Data entries:
┌──
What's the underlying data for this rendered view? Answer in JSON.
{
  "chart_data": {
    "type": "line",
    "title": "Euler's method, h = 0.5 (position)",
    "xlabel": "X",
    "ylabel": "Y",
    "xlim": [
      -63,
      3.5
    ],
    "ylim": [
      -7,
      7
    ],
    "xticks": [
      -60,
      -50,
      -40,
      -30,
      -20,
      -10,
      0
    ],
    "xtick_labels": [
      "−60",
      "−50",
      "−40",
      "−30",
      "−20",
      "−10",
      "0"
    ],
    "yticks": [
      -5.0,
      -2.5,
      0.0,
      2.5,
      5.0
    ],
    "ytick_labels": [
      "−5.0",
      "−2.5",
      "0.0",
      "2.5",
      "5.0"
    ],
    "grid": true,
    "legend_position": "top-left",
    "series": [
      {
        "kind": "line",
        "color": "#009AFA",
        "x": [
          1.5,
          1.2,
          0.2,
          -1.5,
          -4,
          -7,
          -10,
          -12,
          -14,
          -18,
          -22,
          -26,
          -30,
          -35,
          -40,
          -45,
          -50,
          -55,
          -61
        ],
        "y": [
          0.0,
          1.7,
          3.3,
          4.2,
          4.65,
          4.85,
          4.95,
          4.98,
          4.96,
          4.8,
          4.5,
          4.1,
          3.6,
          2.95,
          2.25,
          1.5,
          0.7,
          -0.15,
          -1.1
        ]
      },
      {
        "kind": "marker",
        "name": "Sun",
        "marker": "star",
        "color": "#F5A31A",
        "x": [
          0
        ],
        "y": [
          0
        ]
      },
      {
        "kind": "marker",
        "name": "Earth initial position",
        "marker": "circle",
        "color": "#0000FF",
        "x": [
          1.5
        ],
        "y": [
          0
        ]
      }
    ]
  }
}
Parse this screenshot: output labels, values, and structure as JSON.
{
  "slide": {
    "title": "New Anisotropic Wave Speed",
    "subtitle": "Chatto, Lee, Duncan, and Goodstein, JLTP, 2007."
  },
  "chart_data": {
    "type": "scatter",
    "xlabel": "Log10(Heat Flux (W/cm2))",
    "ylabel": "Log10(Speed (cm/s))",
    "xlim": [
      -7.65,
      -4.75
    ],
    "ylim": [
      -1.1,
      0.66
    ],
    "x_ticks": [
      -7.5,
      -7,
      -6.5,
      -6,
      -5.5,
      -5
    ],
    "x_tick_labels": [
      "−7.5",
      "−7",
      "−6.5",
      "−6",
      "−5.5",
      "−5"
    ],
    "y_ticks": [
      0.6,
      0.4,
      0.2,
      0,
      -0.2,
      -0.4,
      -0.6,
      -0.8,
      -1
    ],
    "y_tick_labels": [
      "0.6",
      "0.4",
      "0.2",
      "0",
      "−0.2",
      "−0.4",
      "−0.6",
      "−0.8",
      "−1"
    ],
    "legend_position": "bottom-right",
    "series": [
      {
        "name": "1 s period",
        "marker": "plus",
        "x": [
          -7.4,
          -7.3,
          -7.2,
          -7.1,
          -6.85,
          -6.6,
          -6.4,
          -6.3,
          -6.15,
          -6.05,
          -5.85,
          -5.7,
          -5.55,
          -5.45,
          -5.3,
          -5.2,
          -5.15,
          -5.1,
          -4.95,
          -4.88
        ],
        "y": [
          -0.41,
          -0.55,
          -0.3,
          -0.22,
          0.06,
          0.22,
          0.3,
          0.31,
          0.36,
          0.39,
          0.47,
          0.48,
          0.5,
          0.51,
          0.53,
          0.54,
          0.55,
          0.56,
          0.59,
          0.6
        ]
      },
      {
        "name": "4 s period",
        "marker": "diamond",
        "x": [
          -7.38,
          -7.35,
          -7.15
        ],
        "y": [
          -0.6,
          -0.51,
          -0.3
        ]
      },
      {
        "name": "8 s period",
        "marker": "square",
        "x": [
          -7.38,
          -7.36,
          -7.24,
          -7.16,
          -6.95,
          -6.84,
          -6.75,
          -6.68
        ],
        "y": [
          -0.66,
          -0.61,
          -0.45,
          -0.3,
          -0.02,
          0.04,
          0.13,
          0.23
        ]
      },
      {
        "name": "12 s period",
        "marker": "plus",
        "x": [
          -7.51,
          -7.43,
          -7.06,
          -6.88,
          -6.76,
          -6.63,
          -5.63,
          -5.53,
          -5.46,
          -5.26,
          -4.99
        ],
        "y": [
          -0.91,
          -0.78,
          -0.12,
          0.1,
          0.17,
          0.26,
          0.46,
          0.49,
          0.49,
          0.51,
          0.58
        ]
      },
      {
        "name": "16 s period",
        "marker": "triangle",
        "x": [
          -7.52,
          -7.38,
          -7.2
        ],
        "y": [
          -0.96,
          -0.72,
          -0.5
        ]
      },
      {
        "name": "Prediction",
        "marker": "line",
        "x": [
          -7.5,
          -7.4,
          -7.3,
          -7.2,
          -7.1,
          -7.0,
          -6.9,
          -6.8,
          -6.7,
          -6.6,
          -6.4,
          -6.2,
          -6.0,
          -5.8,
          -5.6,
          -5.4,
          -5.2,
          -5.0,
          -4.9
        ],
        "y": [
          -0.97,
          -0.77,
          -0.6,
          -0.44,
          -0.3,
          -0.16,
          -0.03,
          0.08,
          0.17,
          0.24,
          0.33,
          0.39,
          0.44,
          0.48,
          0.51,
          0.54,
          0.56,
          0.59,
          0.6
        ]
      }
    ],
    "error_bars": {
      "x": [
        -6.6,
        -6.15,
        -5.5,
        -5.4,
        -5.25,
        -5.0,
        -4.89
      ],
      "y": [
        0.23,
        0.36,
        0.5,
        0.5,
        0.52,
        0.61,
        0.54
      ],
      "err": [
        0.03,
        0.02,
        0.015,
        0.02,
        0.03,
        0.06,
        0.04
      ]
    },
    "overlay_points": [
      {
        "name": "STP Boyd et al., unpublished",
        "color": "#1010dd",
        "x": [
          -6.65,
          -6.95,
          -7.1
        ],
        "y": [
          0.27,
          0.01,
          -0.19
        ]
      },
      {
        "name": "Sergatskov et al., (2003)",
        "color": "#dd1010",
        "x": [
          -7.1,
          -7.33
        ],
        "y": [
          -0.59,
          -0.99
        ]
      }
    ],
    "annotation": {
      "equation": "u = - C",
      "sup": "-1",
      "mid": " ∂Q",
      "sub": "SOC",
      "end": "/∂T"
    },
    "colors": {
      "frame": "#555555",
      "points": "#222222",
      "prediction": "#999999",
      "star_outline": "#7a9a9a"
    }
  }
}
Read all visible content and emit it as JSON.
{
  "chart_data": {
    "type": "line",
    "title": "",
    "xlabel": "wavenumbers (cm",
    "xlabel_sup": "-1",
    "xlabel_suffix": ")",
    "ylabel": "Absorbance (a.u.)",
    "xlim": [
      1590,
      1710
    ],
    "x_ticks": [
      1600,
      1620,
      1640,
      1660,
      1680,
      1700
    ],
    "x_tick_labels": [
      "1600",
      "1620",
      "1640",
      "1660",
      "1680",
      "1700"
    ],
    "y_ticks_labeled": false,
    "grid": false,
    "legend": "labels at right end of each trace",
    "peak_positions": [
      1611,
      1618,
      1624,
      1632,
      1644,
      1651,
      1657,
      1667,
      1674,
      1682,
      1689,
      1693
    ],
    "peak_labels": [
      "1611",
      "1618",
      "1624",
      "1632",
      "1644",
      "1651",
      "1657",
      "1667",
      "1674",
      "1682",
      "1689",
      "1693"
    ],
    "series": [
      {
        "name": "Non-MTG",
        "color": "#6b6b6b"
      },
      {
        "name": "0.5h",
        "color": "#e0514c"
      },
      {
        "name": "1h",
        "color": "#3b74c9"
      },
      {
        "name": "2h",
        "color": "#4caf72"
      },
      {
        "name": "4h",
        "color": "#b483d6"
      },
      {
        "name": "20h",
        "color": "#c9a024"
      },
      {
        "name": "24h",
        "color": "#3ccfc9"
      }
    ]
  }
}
└──
Requirements:
Every line containing the string "right" must be listed.

Solved problem:
    "legend_position": "bottom-right",
    "legend": "labels at right end of each trace",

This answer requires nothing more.